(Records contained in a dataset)
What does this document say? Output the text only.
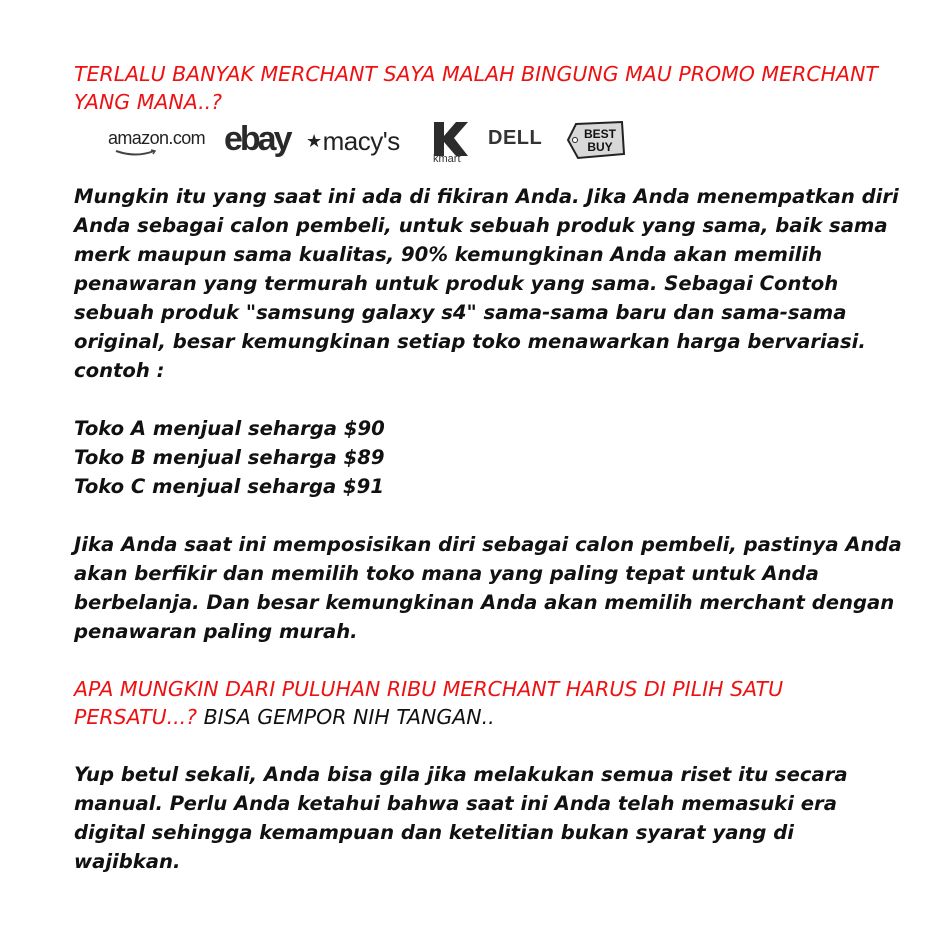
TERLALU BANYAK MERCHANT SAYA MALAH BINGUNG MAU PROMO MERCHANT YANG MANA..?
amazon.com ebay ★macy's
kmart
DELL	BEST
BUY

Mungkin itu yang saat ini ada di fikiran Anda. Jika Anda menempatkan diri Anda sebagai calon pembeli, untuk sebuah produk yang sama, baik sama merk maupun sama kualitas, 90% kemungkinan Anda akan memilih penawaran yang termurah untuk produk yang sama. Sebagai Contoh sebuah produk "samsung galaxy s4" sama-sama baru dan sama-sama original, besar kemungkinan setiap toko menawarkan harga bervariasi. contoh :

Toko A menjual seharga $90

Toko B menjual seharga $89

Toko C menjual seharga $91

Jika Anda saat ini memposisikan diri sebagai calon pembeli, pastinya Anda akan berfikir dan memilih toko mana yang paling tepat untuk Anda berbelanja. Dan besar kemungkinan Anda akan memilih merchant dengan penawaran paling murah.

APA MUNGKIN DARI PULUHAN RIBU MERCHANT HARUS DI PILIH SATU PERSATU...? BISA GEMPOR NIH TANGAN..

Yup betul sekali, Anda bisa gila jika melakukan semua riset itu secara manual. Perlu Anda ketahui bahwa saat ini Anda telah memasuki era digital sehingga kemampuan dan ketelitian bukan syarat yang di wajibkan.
* * *
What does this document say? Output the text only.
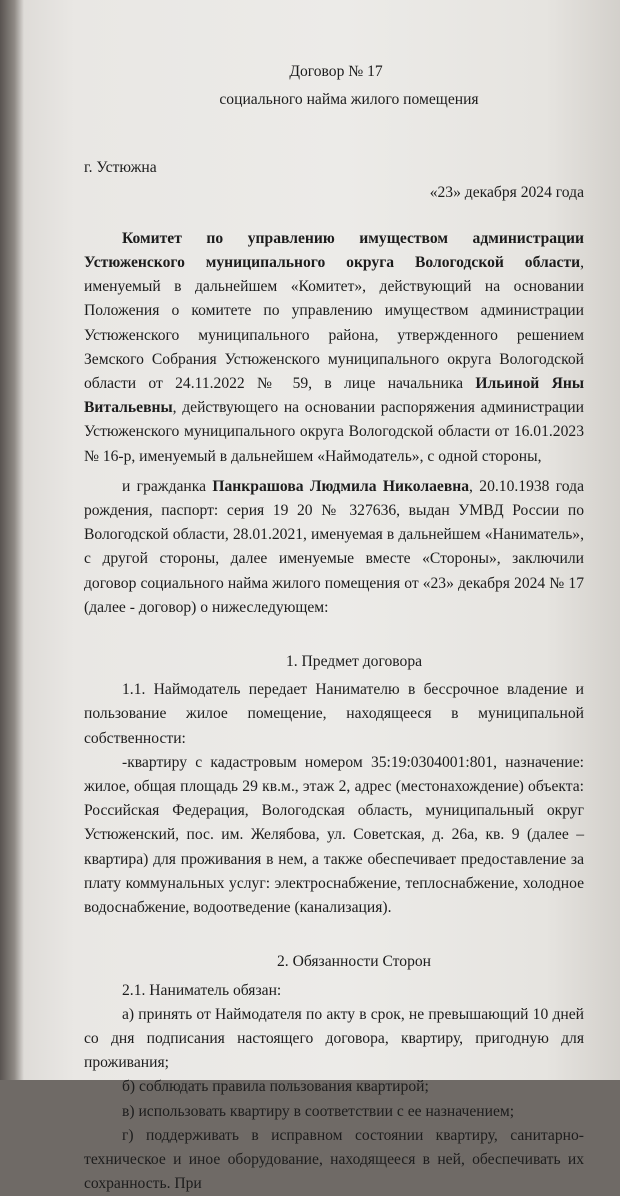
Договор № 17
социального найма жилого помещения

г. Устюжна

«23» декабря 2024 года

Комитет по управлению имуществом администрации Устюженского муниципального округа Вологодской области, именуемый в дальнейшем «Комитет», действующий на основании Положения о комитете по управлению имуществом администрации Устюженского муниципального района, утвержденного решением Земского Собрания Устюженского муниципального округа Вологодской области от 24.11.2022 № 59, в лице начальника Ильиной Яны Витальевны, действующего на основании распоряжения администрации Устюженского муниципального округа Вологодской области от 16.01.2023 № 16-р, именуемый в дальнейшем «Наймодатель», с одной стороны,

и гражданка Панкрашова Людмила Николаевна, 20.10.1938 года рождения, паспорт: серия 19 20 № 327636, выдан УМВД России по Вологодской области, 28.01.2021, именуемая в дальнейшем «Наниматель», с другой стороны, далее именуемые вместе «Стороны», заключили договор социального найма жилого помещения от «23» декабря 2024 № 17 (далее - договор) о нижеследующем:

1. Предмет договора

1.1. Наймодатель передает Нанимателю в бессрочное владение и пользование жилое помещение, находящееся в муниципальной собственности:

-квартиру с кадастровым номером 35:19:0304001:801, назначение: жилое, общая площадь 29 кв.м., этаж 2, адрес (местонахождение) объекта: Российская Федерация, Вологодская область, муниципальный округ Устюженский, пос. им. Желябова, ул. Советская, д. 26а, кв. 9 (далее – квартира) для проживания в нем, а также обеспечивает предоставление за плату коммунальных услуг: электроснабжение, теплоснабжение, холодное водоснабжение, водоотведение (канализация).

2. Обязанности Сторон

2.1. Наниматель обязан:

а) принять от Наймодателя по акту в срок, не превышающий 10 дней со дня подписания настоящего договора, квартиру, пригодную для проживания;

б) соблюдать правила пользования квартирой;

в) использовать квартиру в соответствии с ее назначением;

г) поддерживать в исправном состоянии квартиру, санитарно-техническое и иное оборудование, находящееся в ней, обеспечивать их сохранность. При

**WORK TO BE COMPLETED**
Search the preceding listing for the word "находящееся" and pull out every line that holds it.

**RESPONSE**
1.1. Наймодатель передает Нанимателю в бессрочное владение и пользование жилое помещение, находящееся в муниципальной собственности:
г) поддерживать в исправном состоянии квартиру, санитарно-техническое и иное оборудование, находящееся в ней, обеспечивать их сохранность. При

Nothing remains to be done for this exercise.